### LISTED RECORDS
--- begin ---
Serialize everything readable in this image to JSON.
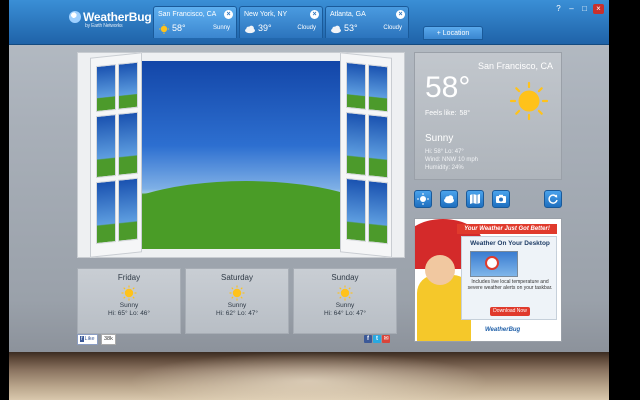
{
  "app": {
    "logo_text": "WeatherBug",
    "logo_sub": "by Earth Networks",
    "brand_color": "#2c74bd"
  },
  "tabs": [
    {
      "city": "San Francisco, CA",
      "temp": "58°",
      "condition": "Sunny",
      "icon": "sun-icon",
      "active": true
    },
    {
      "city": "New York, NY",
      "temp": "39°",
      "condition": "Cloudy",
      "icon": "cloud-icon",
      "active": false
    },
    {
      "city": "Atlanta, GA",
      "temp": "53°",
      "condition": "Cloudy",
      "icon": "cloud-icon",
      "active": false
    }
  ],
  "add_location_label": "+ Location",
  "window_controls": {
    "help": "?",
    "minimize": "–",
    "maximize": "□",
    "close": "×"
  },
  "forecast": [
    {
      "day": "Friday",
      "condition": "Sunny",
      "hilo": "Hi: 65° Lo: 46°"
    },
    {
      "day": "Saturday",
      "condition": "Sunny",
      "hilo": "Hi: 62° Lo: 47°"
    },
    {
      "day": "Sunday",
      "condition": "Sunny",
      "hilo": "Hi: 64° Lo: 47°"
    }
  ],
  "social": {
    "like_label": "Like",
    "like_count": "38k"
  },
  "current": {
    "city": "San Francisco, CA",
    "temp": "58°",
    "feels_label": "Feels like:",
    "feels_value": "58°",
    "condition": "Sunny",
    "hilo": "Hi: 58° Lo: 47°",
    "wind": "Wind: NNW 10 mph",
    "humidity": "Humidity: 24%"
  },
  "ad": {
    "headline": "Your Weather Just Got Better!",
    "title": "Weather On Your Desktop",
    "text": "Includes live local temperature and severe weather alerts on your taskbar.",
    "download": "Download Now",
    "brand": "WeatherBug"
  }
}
--- end ---
--- begin ---
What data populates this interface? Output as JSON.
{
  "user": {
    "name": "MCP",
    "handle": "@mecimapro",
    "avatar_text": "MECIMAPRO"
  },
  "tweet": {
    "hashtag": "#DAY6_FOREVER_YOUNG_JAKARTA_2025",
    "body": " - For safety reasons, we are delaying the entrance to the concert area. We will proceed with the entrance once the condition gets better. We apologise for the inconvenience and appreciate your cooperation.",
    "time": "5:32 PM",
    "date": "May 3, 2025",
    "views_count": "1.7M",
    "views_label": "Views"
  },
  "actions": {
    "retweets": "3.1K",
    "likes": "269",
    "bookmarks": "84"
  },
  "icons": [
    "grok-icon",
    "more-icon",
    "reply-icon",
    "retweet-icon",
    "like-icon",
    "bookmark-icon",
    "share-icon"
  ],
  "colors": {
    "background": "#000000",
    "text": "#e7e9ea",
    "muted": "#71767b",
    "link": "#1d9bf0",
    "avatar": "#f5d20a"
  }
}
--- end ---
--- begin ---
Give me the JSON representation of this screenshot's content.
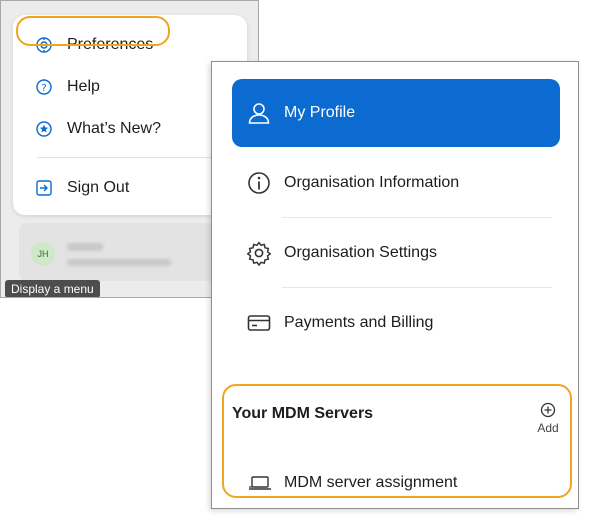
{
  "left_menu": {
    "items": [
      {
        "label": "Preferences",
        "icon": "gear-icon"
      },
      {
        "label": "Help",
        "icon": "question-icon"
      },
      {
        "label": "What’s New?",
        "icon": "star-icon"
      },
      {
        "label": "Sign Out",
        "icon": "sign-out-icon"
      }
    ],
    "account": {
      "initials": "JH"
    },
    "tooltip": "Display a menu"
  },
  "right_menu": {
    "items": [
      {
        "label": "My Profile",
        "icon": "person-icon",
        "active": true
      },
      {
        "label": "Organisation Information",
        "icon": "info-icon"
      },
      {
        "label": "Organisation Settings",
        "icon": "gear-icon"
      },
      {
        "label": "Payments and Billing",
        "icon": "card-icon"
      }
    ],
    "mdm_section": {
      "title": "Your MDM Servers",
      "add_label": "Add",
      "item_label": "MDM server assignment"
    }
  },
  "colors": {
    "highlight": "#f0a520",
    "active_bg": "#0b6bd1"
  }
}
--- end ---
### PROBLEM TO SOLVE
Return every line containing "JSON".

### RESPONSE TO THIS TASK
Serialize everything readable in this image to JSON.
What data populates this interface? Output as JSON.
Give me the JSON representation of this screenshot's content.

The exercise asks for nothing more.